Check each line of the records for "description"; collect those that have it.
————————
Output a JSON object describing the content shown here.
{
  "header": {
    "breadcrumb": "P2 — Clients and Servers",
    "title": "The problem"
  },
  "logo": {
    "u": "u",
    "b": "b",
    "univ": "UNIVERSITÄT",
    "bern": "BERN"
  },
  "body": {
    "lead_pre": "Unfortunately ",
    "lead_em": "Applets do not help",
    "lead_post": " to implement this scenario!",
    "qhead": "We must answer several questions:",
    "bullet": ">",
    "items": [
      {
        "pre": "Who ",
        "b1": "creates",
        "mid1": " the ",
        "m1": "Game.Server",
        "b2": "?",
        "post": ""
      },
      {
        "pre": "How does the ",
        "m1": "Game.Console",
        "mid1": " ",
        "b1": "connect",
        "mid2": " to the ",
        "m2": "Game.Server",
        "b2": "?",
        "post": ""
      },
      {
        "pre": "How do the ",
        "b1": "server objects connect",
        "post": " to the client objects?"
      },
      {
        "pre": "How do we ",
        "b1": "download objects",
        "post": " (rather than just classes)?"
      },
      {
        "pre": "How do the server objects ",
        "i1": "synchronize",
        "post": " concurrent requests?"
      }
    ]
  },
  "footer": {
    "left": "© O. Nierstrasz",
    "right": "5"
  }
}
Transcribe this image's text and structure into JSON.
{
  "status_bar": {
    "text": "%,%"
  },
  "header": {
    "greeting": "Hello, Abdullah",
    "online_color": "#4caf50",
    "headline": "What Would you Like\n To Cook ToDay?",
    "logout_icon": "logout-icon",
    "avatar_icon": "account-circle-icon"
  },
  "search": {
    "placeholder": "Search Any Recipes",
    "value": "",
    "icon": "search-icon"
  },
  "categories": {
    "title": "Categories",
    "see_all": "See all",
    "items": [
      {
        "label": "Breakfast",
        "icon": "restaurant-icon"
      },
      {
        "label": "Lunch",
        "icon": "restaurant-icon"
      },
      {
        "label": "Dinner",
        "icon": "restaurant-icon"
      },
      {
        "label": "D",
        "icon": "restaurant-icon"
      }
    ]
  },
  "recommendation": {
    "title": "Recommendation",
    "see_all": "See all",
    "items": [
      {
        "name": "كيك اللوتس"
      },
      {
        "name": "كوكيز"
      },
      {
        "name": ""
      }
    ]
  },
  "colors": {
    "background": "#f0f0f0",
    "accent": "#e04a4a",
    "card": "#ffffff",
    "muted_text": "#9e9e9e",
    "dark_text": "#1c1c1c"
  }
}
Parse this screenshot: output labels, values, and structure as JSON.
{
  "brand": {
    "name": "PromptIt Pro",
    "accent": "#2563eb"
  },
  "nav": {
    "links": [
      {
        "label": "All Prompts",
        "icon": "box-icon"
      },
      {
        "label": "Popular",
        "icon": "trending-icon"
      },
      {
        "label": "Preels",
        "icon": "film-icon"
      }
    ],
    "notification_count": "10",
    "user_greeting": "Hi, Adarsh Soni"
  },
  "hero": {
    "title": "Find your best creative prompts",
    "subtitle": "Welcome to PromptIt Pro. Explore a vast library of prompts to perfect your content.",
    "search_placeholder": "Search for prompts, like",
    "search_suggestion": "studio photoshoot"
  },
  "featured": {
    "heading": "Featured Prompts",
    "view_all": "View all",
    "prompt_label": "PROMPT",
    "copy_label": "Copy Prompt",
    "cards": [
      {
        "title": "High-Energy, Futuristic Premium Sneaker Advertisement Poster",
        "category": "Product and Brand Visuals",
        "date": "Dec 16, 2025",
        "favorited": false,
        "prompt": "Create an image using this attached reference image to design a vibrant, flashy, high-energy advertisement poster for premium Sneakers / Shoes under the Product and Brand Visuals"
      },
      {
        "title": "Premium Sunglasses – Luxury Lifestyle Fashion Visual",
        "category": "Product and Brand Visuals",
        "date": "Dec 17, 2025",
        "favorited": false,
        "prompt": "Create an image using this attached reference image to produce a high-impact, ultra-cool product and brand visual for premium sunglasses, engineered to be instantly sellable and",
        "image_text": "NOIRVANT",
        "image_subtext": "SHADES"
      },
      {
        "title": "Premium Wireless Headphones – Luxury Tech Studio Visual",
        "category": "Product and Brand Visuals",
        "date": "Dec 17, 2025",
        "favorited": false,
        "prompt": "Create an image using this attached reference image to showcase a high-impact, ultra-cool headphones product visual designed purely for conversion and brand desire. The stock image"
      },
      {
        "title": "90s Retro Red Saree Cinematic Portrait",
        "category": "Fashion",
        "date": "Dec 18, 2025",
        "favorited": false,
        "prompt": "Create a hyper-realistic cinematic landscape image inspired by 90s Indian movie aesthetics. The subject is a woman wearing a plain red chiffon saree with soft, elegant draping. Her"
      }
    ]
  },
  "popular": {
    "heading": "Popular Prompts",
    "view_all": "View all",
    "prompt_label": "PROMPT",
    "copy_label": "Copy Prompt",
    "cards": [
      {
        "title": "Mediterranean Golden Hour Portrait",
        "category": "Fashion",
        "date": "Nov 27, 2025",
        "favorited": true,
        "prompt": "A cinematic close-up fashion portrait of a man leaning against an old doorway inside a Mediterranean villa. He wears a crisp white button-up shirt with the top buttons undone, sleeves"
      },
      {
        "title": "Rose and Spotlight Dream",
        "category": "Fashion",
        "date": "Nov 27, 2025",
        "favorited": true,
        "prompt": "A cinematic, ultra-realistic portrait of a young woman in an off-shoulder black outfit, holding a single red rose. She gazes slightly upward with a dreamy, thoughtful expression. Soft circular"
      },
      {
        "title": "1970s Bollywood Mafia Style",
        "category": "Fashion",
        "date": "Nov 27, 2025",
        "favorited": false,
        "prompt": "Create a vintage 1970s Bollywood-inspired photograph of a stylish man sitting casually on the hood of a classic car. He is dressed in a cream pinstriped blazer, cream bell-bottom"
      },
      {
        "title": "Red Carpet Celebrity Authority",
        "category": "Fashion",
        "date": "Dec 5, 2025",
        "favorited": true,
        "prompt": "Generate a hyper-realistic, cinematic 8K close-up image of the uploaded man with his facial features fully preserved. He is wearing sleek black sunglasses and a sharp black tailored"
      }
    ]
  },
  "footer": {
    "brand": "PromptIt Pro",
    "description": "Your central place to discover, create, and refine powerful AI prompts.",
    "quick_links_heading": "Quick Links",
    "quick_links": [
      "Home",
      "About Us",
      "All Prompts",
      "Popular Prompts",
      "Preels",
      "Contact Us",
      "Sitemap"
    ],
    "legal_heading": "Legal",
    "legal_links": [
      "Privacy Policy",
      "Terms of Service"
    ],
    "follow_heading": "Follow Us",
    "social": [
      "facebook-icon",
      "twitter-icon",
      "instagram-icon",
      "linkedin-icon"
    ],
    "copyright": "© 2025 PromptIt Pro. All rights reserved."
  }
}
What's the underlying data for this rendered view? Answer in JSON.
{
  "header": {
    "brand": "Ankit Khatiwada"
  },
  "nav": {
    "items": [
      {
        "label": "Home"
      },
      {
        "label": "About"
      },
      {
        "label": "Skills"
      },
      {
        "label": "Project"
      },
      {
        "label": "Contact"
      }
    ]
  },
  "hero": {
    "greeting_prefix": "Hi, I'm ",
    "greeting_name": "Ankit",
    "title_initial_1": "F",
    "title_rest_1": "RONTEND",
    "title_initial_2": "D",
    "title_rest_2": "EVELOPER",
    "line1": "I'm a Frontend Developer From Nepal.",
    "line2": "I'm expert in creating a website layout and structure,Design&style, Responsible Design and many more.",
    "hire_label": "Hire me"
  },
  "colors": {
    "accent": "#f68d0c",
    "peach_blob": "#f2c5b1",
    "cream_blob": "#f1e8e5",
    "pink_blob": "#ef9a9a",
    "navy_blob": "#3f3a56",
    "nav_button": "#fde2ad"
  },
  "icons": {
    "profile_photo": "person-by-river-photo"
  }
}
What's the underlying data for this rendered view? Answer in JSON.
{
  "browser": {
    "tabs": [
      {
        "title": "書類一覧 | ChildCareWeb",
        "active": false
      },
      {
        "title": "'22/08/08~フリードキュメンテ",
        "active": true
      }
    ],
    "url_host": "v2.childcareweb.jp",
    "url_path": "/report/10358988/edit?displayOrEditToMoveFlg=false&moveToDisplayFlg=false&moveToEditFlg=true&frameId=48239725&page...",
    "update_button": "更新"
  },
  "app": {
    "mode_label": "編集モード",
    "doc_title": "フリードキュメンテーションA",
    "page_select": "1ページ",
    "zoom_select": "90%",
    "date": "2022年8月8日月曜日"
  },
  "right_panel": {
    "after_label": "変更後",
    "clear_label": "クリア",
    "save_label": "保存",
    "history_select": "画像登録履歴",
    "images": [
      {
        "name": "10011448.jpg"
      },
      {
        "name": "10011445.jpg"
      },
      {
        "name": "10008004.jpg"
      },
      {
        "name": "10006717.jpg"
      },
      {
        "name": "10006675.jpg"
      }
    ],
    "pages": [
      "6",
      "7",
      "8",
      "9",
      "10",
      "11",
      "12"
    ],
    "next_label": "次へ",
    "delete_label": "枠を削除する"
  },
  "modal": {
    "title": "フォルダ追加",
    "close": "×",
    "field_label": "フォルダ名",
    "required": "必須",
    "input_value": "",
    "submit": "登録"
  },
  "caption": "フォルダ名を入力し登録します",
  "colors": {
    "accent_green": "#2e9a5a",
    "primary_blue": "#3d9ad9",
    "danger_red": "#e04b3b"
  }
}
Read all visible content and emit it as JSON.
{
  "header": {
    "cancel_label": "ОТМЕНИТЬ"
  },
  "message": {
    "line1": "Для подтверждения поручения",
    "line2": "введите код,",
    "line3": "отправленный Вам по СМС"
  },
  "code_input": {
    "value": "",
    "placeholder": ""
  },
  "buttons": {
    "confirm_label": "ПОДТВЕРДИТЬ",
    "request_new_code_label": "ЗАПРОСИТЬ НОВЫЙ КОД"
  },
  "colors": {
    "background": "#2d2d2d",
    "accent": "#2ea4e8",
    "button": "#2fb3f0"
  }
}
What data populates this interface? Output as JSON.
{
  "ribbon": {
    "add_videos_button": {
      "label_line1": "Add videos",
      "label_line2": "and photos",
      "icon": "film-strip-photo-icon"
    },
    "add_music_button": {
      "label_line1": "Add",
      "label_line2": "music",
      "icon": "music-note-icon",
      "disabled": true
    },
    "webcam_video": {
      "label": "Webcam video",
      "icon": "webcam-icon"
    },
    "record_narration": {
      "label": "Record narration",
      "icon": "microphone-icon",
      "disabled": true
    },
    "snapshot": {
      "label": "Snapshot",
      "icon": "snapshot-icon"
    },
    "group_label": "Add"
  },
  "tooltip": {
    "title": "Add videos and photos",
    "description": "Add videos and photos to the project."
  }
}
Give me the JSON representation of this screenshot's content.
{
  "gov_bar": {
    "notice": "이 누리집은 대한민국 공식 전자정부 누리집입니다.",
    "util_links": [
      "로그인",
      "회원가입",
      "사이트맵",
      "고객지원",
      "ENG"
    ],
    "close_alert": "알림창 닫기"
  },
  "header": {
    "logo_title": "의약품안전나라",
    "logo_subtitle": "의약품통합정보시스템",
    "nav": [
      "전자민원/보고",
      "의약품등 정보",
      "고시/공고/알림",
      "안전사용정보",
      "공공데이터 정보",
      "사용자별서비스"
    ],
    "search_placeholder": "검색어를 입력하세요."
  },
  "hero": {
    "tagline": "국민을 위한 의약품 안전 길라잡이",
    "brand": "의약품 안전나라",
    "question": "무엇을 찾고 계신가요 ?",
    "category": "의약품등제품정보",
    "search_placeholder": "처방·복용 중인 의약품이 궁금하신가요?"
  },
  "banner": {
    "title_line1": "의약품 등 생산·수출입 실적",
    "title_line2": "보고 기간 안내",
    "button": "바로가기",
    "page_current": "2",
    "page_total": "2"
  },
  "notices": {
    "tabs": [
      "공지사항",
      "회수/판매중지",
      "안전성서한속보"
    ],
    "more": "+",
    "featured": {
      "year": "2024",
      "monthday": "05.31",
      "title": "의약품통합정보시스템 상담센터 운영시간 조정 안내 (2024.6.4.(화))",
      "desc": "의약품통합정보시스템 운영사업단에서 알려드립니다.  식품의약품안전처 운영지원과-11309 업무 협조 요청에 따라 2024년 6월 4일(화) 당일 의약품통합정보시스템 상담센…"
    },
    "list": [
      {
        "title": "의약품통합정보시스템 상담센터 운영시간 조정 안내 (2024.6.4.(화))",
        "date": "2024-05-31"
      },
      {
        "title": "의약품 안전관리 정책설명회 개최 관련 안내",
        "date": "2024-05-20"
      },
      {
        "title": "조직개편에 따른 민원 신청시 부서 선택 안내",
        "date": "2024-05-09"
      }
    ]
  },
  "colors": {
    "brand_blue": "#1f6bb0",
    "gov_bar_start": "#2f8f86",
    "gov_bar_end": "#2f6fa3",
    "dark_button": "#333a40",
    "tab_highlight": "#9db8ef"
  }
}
————————
◆ ANSWER TO THE TASK
    "description": "Your central place to discover, create, and refine powerful AI prompts.",
    "description": "Add videos and photos to the project."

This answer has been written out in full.